Print the records below word for word, but leave out the pictures.

--- Extracted data ---

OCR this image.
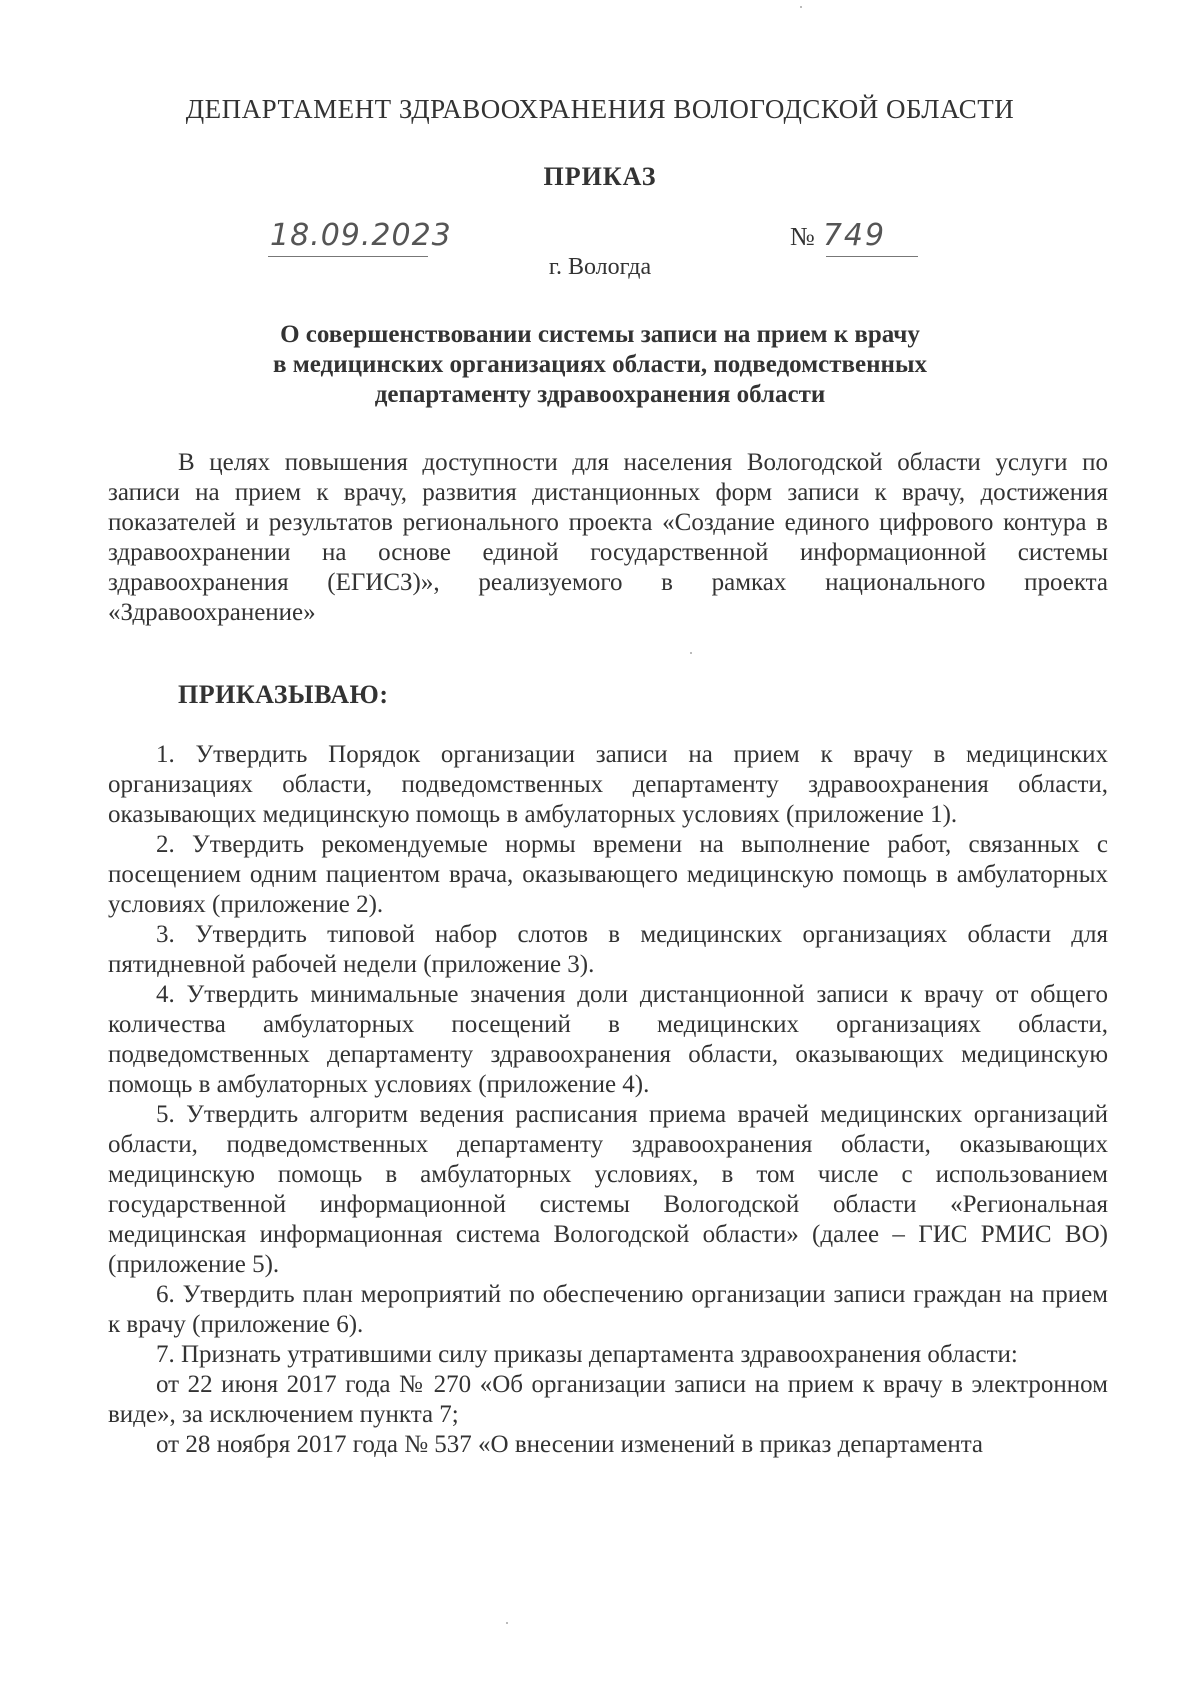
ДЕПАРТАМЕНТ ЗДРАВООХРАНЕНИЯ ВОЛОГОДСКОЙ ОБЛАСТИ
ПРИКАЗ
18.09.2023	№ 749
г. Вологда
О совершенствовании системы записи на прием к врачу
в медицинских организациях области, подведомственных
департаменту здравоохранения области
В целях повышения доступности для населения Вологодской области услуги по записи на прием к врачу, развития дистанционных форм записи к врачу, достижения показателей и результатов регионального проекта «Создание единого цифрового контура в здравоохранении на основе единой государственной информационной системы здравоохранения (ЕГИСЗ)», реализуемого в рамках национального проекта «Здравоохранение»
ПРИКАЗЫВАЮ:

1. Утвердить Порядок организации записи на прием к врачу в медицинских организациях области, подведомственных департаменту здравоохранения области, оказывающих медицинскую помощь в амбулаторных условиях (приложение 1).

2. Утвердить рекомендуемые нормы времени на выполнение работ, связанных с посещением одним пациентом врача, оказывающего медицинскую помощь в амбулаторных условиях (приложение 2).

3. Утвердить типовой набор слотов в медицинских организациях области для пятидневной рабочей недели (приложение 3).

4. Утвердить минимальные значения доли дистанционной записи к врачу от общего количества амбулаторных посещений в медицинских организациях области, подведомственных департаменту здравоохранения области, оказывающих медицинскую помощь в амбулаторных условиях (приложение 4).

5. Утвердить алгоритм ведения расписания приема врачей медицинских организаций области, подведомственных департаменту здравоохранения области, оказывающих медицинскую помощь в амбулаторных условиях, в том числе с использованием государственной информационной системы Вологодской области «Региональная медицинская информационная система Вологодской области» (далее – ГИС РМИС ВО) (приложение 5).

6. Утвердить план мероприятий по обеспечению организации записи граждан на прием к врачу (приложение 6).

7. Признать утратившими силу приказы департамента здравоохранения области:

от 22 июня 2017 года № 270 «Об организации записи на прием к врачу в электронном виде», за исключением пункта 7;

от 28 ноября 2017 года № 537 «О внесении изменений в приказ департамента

---

Response for this exercise –
OCR this image.
ДЕПАРТАМЕНТ ЗДРАВООХРАНЕНИЯ ВОЛОГОДСКОЙ ОБЛАСТИ
ПРИКАЗ
18.09.2023	№ 749
г. Вологда
О совершенствовании системы записи на прием к врачу
в медицинских организациях области, подведомственных
департаменту здравоохранения области
В целях повышения доступности для населения Вологодской области услуги по записи на прием к врачу, развития дистанционных форм записи к врачу, достижения показателей и результатов регионального проекта «Создание единого цифрового контура в здравоохранении на основе единой государственной информационной системы здравоохранения (ЕГИСЗ)», реализуемого в рамках национального проекта «Здравоохранение»
ПРИКАЗЫВАЮ:

1. Утвердить Порядок организации записи на прием к врачу в медицинских организациях области, подведомственных департаменту здравоохранения области, оказывающих медицинскую помощь в амбулаторных условиях (приложение 1).

2. Утвердить рекомендуемые нормы времени на выполнение работ, связанных с посещением одним пациентом врача, оказывающего медицинскую помощь в амбулаторных условиях (приложение 2).

3. Утвердить типовой набор слотов в медицинских организациях области для пятидневной рабочей недели (приложение 3).

4. Утвердить минимальные значения доли дистанционной записи к врачу от общего количества амбулаторных посещений в медицинских организациях области, подведомственных департаменту здравоохранения области, оказывающих медицинскую помощь в амбулаторных условиях (приложение 4).

5. Утвердить алгоритм ведения расписания приема врачей медицинских организаций области, подведомственных департаменту здравоохранения области, оказывающих медицинскую помощь в амбулаторных условиях, в том числе с использованием государственной информационной системы Вологодской области «Региональная медицинская информационная система Вологодской области» (далее – ГИС РМИС ВО) (приложение 5).

6. Утвердить план мероприятий по обеспечению организации записи граждан на прием к врачу (приложение 6).

7. Признать утратившими силу приказы департамента здравоохранения области:

от 22 июня 2017 года № 270 «Об организации записи на прием к врачу в электронном виде», за исключением пункта 7;

от 28 ноября 2017 года № 537 «О внесении изменений в приказ департамента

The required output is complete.